The exercise: The records below must be duplicated exactly, character for character.

[Stored records]

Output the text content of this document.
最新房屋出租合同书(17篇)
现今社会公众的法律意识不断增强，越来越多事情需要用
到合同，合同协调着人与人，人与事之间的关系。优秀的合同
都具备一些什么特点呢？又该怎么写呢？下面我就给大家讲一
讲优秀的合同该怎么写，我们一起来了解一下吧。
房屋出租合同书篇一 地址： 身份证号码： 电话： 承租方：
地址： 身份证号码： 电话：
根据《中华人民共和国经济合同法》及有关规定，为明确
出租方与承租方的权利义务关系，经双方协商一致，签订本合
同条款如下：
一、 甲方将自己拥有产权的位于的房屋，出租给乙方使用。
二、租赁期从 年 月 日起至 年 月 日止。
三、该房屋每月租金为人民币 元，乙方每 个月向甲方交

Correct result:
Output the text content of this document.
最新房屋出租合同书(17篇)
现今社会公众的法律意识不断增强，越来越多事情需要用
到合同，合同协调着人与人，人与事之间的关系。优秀的合同
都具备一些什么特点呢？又该怎么写呢？下面我就给大家讲一
讲优秀的合同该怎么写，我们一起来了解一下吧。
房屋出租合同书篇一 地址： 身份证号码： 电话： 承租方：
地址： 身份证号码： 电话：
根据《中华人民共和国经济合同法》及有关规定，为明确
出租方与承租方的权利义务关系，经双方协商一致，签订本合
同条款如下：
一、 甲方将自己拥有产权的位于的房屋，出租给乙方使用。
二、租赁期从 年 月 日起至 年 月 日止。
三、该房屋每月租金为人民币 元，乙方每 个月向甲方交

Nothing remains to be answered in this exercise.